» Task prompt
Pull out every line below containing the word "Positivos".

» Stored data
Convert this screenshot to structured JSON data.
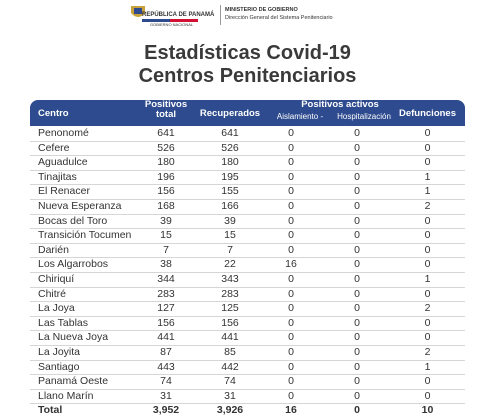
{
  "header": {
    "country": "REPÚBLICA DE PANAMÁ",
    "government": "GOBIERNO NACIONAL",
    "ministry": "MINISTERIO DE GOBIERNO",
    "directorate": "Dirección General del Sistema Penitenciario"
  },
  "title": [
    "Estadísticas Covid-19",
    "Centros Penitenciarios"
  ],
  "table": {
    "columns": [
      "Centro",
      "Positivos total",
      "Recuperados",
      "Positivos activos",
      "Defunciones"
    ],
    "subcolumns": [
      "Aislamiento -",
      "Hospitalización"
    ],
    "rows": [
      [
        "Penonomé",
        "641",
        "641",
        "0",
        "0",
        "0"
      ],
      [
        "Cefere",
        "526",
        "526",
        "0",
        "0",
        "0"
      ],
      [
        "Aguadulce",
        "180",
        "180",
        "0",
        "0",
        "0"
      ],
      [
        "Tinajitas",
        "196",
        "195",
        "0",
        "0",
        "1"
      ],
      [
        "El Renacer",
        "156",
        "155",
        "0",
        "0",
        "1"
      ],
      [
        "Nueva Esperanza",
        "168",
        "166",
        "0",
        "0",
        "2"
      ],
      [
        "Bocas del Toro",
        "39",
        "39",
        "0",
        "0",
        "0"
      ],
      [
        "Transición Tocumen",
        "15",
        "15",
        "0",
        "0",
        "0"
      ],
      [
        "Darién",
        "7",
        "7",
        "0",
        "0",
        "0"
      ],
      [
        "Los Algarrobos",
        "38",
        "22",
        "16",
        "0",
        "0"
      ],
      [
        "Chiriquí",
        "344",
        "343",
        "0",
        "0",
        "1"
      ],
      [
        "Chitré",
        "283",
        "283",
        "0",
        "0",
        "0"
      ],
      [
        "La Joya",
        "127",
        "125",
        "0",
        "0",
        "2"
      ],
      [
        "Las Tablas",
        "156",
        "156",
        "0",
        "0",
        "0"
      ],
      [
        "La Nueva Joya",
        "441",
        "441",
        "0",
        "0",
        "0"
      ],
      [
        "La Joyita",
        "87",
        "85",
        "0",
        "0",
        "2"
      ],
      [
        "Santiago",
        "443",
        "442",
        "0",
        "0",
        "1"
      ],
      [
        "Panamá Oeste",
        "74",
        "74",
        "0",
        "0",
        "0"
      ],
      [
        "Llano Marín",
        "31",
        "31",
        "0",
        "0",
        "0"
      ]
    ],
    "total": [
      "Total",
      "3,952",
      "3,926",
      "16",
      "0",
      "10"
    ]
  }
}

==

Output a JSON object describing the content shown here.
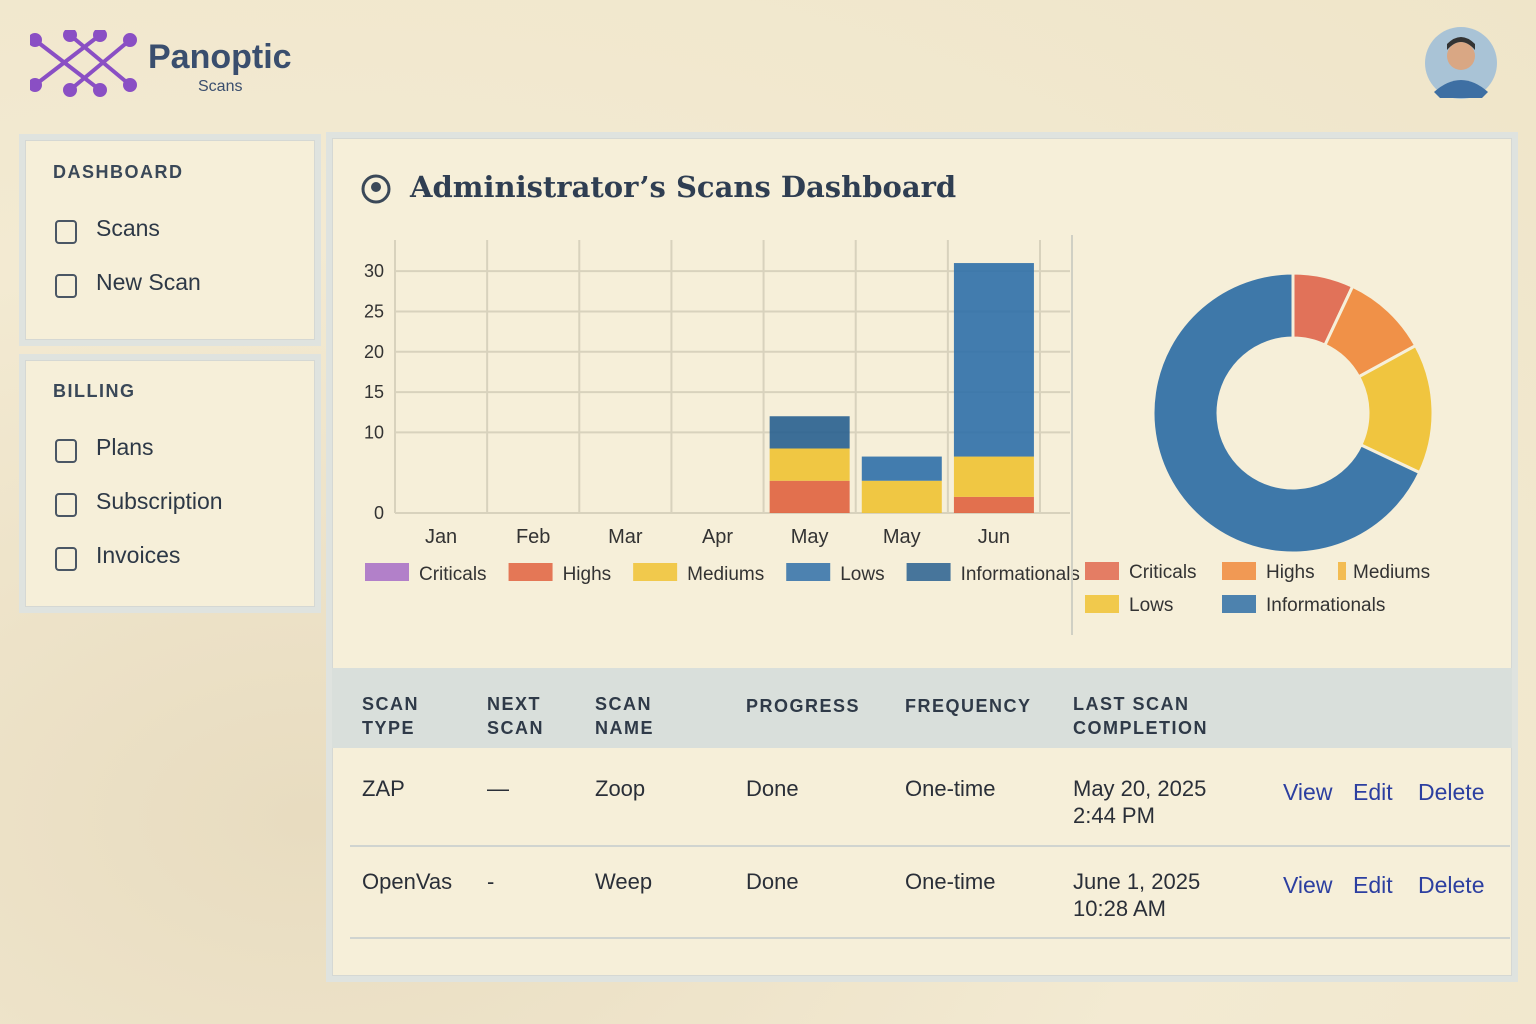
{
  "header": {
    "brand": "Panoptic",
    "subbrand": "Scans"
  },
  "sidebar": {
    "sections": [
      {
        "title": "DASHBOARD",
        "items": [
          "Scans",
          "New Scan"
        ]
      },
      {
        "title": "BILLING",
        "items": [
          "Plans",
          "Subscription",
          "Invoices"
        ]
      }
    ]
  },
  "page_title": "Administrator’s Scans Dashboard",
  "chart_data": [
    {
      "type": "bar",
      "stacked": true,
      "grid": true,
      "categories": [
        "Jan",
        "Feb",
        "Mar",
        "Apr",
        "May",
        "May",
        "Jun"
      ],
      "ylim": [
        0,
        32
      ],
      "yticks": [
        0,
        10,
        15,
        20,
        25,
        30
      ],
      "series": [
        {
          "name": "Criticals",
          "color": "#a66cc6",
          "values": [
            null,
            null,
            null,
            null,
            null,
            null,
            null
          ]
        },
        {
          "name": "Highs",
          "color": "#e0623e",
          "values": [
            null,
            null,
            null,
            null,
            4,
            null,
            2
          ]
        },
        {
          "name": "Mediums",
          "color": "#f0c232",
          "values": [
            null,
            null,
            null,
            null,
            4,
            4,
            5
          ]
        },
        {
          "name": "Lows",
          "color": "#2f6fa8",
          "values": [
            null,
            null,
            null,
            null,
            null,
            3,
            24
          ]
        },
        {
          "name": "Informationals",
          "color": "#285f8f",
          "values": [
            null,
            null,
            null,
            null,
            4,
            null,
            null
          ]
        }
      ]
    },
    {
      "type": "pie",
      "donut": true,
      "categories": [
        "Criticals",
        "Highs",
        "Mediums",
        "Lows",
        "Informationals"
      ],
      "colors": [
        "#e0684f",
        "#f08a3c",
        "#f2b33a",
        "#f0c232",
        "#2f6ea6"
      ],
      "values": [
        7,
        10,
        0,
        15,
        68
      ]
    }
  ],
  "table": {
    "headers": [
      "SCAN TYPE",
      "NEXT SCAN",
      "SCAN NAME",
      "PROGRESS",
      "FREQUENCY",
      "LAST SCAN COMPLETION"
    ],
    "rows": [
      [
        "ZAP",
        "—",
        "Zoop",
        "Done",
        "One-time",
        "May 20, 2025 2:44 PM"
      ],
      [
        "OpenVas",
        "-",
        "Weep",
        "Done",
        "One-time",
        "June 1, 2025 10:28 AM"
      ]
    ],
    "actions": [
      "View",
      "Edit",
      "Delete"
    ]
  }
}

» Result of the exercise
      "Positivos total",
      "Positivos activos",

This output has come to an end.